» Input

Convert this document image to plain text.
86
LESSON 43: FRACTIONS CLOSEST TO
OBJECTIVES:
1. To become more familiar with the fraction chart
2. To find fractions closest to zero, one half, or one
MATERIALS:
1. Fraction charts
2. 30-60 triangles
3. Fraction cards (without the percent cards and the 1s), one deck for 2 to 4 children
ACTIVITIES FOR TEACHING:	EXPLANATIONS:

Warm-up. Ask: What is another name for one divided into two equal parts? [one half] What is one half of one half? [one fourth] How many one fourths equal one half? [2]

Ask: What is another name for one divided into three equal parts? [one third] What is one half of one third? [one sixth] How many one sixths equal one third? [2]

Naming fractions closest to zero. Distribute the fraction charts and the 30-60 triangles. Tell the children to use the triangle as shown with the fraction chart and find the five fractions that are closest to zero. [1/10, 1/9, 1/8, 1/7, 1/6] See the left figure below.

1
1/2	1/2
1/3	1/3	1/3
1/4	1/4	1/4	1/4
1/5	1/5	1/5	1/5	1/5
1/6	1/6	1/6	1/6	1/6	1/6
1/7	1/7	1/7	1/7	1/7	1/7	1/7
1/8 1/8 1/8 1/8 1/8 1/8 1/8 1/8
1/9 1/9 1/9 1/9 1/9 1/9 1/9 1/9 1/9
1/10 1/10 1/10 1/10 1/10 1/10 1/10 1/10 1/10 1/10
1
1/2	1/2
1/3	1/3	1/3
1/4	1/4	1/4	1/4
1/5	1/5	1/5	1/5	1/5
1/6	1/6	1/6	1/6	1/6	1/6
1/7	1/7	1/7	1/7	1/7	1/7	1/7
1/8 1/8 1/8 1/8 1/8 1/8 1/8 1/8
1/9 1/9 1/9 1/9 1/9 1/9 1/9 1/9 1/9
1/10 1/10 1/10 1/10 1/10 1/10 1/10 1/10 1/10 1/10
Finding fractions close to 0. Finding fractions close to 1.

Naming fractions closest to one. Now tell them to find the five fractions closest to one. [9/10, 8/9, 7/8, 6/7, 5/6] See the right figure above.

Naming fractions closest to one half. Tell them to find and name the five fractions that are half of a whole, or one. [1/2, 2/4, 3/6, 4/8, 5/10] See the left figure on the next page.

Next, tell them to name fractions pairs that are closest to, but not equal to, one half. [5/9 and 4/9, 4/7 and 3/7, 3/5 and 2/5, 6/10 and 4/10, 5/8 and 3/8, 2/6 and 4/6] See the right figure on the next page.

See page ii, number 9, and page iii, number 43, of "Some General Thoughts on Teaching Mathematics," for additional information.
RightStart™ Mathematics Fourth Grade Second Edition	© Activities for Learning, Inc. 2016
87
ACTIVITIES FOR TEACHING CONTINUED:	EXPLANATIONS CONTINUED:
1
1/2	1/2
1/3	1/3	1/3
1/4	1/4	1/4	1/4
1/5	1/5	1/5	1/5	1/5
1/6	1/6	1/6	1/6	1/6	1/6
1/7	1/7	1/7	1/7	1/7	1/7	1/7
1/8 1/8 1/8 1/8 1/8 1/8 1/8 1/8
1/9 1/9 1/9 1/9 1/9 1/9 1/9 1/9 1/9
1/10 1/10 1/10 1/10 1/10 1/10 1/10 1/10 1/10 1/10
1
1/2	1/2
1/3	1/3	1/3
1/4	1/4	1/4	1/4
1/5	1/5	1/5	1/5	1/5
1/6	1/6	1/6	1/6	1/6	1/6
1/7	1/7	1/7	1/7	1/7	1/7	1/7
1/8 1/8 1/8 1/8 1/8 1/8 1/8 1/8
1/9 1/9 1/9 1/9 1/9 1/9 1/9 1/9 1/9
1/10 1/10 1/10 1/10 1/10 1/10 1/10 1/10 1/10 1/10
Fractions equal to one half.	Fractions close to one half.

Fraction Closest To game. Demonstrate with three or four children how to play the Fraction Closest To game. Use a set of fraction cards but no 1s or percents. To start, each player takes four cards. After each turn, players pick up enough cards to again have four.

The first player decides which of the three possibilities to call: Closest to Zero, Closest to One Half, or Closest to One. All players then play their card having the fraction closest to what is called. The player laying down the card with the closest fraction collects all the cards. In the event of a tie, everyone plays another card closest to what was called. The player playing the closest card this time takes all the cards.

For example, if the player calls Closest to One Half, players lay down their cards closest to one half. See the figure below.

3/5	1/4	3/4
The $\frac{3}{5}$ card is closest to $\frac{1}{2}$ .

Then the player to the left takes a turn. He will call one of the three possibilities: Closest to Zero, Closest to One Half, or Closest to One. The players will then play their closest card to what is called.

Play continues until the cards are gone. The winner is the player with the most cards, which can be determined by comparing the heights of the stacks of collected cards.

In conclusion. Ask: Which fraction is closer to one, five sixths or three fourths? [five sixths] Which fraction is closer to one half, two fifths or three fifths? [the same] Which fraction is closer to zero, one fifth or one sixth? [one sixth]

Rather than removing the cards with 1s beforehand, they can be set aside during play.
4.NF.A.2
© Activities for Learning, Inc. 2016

» Direction
Locate the string "turn" in the listing above and copy every line where it occurs.

» Complete response
Fraction Closest To game. Demonstrate with three or four children how to play the Fraction Closest To game. Use a set of fraction cards but no 1s or percents. To start, each player takes four cards. After each turn, players pick up enough cards to again have four.
Then the player to the left takes a turn. He will call one of the three possibilities: Closest to Zero, Closest to One Half, or Closest to One. The players will then play their closest card to what is called.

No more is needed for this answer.